WHAT YOU NEED TO DO - Each line containing the word "incident" must be collected.

[Lines of data]
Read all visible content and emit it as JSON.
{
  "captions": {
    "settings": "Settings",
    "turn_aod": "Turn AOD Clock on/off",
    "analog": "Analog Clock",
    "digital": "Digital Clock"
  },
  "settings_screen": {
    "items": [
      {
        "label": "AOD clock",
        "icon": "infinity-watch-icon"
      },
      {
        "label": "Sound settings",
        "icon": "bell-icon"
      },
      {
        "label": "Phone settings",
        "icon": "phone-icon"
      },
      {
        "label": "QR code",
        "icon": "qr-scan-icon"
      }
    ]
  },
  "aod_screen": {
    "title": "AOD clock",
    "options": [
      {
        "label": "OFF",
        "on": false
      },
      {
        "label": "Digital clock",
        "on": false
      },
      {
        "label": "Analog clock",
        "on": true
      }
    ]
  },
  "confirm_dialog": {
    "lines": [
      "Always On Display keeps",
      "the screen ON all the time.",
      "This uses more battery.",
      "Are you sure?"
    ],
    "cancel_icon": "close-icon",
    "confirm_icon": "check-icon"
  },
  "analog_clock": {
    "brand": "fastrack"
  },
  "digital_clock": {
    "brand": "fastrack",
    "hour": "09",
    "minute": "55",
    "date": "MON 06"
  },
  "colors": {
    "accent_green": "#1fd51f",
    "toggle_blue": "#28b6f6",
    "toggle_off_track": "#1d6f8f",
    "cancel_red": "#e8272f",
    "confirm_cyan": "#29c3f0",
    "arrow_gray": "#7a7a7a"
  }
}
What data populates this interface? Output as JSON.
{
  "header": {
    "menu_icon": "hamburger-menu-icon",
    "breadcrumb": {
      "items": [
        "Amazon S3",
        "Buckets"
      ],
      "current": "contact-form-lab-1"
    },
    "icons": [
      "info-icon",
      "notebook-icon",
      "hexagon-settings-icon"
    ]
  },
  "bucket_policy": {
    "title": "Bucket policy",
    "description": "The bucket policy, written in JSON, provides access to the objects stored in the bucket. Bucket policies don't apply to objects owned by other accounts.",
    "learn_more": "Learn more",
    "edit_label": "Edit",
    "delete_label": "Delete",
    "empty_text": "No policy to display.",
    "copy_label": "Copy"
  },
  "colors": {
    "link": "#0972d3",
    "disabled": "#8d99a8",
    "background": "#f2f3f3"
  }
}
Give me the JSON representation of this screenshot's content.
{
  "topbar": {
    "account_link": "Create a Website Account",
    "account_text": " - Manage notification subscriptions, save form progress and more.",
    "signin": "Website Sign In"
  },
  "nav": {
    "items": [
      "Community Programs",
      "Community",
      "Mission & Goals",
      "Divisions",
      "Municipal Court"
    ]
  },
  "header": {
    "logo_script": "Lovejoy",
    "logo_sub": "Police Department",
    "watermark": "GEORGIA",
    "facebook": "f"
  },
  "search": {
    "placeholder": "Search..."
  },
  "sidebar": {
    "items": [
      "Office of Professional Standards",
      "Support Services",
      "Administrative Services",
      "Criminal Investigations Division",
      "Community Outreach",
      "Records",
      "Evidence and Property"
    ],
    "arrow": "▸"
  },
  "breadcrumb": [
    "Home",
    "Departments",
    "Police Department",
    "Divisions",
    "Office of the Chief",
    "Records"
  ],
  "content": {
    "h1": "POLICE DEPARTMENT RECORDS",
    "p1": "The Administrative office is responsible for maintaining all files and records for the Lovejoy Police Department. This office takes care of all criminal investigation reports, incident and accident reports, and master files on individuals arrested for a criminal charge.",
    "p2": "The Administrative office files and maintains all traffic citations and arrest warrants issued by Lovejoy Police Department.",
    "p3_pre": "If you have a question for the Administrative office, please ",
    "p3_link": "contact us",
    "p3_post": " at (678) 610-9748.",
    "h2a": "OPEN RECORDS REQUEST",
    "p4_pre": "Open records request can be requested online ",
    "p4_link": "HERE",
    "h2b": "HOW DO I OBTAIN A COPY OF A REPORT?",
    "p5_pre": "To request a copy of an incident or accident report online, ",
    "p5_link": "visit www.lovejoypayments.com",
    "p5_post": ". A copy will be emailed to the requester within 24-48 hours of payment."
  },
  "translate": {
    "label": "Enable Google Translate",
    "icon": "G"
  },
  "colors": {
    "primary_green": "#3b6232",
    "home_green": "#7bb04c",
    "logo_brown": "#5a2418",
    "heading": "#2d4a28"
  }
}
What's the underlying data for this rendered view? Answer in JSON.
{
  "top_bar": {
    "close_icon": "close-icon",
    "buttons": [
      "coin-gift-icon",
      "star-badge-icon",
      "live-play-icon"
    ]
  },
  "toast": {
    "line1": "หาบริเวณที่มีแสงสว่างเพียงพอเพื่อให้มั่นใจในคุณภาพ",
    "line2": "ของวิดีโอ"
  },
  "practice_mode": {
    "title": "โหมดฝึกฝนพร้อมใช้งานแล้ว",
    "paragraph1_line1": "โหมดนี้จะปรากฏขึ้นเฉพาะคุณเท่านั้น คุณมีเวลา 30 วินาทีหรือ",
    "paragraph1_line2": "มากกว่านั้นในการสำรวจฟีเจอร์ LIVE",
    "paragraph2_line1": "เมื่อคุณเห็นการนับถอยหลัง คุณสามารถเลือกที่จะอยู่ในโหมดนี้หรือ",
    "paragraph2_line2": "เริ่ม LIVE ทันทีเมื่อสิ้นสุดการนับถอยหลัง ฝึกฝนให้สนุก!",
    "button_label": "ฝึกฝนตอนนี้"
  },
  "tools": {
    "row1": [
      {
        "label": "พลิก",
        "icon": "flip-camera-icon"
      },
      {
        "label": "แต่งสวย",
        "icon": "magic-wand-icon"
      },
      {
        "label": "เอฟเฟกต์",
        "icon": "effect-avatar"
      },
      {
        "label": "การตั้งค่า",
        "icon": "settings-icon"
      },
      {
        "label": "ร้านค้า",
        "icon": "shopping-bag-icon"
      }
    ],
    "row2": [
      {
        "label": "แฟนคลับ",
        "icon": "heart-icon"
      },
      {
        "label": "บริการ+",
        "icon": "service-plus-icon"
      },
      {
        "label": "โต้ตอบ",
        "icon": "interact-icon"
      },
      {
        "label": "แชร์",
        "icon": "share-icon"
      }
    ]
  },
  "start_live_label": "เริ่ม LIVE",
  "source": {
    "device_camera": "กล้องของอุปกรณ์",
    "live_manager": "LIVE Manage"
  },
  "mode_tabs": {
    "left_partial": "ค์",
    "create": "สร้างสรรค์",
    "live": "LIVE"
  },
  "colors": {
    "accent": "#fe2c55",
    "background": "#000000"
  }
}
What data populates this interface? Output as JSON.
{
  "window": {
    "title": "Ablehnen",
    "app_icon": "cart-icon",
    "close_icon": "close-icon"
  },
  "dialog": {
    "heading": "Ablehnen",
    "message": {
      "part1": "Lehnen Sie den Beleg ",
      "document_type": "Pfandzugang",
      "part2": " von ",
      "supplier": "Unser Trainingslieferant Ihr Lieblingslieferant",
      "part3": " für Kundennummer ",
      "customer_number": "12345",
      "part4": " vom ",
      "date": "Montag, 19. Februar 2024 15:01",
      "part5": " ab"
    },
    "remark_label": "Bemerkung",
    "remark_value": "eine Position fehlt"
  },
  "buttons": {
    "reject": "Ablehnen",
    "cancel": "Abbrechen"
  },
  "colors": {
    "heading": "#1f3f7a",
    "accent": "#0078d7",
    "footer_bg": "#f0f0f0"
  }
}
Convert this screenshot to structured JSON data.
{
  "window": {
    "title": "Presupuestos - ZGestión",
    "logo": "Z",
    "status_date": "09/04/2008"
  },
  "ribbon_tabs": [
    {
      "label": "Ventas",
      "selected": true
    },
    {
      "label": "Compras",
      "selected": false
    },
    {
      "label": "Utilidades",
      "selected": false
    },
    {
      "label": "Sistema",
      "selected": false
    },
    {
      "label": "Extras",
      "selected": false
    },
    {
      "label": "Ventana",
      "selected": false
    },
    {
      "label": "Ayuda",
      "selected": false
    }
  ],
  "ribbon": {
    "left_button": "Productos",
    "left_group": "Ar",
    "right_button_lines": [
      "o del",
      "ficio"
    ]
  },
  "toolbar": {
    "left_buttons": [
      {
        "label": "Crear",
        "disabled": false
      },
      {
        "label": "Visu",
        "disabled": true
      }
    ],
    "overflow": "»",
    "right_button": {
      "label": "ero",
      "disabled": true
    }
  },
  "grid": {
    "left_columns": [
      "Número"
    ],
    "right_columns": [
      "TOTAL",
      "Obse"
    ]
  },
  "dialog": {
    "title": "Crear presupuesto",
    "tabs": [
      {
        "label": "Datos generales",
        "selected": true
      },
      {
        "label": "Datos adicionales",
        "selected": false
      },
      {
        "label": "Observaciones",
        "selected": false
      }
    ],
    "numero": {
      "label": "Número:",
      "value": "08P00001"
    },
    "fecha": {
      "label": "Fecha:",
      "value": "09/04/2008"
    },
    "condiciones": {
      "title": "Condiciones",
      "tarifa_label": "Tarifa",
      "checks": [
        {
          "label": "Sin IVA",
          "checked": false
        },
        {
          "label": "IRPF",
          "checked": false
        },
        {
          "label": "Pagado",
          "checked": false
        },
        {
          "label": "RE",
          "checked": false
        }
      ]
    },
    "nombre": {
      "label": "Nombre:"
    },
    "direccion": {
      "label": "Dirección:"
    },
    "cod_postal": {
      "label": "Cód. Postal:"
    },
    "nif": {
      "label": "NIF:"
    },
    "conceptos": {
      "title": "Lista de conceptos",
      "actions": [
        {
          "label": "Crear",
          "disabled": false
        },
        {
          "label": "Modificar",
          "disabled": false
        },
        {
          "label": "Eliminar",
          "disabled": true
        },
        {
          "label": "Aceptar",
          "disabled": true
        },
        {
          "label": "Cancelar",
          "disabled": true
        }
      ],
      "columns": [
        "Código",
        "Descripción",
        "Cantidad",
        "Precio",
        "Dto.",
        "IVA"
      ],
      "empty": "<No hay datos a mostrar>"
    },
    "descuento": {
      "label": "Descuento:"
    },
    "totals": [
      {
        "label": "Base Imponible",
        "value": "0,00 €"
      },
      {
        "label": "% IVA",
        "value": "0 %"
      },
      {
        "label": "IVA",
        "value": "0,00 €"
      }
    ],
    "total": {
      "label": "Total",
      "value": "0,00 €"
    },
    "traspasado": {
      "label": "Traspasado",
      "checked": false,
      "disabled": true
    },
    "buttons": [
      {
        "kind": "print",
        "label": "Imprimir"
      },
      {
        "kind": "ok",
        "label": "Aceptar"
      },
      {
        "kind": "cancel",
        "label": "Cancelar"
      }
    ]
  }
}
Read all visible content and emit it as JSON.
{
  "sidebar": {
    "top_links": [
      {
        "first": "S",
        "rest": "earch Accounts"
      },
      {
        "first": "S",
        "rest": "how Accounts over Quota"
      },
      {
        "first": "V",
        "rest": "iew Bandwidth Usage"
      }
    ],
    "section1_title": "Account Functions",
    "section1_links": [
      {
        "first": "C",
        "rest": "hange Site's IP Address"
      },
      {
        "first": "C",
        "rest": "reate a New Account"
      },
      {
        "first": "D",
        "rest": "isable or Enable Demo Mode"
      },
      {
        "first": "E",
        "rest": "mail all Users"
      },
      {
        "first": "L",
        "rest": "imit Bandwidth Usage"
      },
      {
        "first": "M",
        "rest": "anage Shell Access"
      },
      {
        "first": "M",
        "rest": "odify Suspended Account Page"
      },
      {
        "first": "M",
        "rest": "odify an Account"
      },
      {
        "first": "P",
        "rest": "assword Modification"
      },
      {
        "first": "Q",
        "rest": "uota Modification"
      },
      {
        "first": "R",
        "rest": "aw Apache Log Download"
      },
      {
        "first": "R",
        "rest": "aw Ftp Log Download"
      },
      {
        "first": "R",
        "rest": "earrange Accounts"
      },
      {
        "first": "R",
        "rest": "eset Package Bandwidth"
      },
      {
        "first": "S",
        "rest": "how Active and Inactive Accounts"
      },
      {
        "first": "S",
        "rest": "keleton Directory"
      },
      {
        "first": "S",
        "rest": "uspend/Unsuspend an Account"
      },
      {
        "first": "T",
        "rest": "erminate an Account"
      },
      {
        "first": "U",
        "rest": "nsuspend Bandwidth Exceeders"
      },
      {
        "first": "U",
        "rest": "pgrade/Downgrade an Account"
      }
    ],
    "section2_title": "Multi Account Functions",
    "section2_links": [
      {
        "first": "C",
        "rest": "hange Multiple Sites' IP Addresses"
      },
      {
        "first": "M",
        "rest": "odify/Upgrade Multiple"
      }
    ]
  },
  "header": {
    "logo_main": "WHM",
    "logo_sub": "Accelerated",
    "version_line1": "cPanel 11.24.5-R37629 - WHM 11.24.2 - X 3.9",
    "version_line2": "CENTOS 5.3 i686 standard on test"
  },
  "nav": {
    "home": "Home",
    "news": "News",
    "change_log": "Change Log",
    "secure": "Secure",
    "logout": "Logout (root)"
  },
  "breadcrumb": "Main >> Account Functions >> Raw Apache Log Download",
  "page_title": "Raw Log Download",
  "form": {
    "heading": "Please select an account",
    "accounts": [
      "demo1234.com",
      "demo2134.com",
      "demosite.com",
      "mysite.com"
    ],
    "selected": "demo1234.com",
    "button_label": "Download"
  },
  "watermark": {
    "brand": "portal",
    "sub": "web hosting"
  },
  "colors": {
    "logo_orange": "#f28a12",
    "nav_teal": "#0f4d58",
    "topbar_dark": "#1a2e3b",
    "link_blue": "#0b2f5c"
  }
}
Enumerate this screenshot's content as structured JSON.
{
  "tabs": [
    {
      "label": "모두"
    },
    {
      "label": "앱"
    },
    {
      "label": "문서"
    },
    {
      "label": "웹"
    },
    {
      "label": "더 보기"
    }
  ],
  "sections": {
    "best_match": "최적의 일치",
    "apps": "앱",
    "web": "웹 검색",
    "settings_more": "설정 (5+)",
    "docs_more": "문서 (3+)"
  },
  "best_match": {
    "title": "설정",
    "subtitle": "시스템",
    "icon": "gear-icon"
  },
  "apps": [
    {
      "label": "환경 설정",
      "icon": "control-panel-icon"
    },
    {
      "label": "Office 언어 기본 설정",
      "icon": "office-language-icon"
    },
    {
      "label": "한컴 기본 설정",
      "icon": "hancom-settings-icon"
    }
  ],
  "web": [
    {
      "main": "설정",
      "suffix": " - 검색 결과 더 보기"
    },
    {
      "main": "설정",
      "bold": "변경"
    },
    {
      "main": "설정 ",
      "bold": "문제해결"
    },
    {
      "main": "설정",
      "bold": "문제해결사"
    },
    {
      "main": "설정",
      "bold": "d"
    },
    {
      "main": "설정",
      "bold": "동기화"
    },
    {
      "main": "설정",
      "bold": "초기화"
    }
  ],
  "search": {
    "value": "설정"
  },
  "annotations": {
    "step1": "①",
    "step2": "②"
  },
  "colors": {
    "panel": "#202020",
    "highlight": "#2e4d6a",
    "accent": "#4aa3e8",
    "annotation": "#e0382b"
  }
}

FINISHED TASK -
    "p1": "The Administrative office is responsible for maintaining all files and records for the Lovejoy Police Department. This office takes care of all criminal investigation reports, incident and accident reports, and master files on individuals arrested for a criminal charge.",
    "p5_pre": "To request a copy of an incident or accident report online, ",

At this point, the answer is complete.